Will you give the material below again, every line exactly as it is?

(Records contained in a dataset)

◇ ◇ ◇ ◇ ◇ ◇ ◇

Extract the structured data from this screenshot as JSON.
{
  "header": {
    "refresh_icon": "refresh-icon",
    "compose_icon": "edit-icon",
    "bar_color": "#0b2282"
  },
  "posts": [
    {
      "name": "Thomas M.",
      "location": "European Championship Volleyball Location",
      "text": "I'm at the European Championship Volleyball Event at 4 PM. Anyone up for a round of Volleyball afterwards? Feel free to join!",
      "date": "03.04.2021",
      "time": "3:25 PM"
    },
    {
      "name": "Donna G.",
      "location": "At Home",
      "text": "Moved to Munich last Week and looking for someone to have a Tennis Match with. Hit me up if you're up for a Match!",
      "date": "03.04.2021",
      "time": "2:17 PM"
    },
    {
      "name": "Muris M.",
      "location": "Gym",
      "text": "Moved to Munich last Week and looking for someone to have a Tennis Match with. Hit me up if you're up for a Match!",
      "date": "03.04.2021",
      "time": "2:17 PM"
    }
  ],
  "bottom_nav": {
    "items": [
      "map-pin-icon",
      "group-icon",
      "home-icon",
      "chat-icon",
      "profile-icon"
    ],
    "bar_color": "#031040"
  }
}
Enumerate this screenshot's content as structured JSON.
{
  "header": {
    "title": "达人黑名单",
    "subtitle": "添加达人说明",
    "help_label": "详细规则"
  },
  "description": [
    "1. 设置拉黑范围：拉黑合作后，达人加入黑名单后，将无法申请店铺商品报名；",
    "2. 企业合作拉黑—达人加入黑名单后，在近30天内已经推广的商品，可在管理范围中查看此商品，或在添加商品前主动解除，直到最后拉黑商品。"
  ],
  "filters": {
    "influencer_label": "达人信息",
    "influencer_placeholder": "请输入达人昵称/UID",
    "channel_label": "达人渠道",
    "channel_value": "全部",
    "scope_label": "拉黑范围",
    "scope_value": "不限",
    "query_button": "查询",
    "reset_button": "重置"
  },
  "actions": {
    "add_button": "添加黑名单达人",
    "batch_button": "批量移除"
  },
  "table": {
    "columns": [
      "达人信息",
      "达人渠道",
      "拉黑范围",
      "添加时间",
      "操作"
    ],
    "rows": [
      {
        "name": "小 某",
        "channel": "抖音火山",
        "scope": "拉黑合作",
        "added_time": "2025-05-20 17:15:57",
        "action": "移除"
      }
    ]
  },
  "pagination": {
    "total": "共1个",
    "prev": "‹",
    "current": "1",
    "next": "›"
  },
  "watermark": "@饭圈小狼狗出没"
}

◇ ◇ ◇ ◇ ◇ ◇ ◇

### OUTPUT FOR THIS EXERCISE
Extract the structured data from this screenshot as JSON.
{
  "header": {
    "refresh_icon": "refresh-icon",
    "compose_icon": "edit-icon",
    "bar_color": "#0b2282"
  },
  "posts": [
    {
      "name": "Thomas M.",
      "location": "European Championship Volleyball Location",
      "text": "I'm at the European Championship Volleyball Event at 4 PM. Anyone up for a round of Volleyball afterwards? Feel free to join!",
      "date": "03.04.2021",
      "time": "3:25 PM"
    },
    {
      "name": "Donna G.",
      "location": "At Home",
      "text": "Moved to Munich last Week and looking for someone to have a Tennis Match with. Hit me up if you're up for a Match!",
      "date": "03.04.2021",
      "time": "2:17 PM"
    },
    {
      "name": "Muris M.",
      "location": "Gym",
      "text": "Moved to Munich last Week and looking for someone to have a Tennis Match with. Hit me up if you're up for a Match!",
      "date": "03.04.2021",
      "time": "2:17 PM"
    }
  ],
  "bottom_nav": {
    "items": [
      "map-pin-icon",
      "group-icon",
      "home-icon",
      "chat-icon",
      "profile-icon"
    ],
    "bar_color": "#031040"
  }
}
Enumerate this screenshot's content as structured JSON.
{
  "header": {
    "title": "达人黑名单",
    "subtitle": "添加达人说明",
    "help_label": "详细规则"
  },
  "description": [
    "1. 设置拉黑范围：拉黑合作后，达人加入黑名单后，将无法申请店铺商品报名；",
    "2. 企业合作拉黑—达人加入黑名单后，在近30天内已经推广的商品，可在管理范围中查看此商品，或在添加商品前主动解除，直到最后拉黑商品。"
  ],
  "filters": {
    "influencer_label": "达人信息",
    "influencer_placeholder": "请输入达人昵称/UID",
    "channel_label": "达人渠道",
    "channel_value": "全部",
    "scope_label": "拉黑范围",
    "scope_value": "不限",
    "query_button": "查询",
    "reset_button": "重置"
  },
  "actions": {
    "add_button": "添加黑名单达人",
    "batch_button": "批量移除"
  },
  "table": {
    "columns": [
      "达人信息",
      "达人渠道",
      "拉黑范围",
      "添加时间",
      "操作"
    ],
    "rows": [
      {
        "name": "小 某",
        "channel": "抖音火山",
        "scope": "拉黑合作",
        "added_time": "2025-05-20 17:15:57",
        "action": "移除"
      }
    ]
  },
  "pagination": {
    "total": "共1个",
    "prev": "‹",
    "current": "1",
    "next": "›"
  },
  "watermark": "@饭圈小狼狗出没"
}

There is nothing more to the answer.